- Task material -
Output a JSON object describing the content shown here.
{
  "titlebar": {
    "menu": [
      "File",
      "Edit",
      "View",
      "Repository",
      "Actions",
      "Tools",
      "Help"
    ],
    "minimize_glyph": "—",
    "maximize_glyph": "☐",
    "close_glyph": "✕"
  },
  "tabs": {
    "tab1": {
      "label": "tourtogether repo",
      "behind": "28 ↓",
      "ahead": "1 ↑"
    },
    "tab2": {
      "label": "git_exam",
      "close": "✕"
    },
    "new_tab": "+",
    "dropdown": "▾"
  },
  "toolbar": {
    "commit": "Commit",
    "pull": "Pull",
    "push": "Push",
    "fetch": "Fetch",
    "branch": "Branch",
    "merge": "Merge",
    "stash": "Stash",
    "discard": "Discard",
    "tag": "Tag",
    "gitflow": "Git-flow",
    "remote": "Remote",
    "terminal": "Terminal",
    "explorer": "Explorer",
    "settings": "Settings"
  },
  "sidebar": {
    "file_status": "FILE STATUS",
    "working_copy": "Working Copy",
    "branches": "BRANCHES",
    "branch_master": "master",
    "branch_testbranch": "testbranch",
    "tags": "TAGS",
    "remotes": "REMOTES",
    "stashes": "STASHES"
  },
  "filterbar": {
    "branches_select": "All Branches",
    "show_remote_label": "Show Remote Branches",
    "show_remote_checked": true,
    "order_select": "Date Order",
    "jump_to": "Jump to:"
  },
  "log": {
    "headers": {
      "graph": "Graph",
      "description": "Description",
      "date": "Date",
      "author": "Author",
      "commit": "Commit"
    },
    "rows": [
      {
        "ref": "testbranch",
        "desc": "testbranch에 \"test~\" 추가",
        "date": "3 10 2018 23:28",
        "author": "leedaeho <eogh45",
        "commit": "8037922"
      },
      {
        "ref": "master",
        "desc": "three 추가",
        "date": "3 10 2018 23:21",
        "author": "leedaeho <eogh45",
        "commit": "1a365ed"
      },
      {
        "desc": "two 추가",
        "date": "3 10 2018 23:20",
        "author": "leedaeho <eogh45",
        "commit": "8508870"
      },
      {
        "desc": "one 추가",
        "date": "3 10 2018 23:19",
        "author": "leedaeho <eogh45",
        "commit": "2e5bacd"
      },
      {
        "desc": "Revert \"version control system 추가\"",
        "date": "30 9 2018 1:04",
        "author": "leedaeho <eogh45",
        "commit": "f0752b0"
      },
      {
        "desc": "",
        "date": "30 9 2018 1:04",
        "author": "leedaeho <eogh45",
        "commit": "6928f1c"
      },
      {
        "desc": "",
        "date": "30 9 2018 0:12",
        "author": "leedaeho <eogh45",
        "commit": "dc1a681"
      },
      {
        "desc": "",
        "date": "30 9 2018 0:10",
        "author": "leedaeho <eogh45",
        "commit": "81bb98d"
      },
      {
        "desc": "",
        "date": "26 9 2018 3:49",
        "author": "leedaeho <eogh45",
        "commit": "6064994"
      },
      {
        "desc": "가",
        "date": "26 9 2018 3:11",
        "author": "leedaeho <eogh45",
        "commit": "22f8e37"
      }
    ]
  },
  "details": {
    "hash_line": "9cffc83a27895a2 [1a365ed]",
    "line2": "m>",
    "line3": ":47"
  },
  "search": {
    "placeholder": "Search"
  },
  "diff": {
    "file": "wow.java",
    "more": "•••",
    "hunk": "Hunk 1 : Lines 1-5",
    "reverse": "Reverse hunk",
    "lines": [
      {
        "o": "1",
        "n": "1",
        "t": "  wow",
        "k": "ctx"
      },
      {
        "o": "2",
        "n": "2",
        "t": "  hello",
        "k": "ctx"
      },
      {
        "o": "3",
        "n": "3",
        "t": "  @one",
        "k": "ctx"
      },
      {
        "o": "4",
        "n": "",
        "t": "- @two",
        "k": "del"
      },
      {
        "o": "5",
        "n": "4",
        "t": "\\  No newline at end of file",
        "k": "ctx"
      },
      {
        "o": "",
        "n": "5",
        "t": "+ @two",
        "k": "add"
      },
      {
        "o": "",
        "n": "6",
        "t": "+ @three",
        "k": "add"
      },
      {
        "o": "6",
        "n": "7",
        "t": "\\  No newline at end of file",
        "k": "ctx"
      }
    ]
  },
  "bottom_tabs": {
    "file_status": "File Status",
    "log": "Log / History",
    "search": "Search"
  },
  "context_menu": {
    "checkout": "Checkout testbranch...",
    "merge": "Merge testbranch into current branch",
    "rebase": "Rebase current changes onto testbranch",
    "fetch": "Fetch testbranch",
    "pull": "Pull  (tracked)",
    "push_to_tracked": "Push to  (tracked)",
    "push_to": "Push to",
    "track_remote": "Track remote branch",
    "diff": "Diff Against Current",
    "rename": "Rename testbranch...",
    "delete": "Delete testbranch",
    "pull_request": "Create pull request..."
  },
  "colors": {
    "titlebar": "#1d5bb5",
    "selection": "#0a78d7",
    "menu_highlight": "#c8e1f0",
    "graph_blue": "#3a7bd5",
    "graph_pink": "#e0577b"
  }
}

- Set problem -
In how many lines of the data does the string "Merge" appear? Give only the number.

- Output for this exercise -
2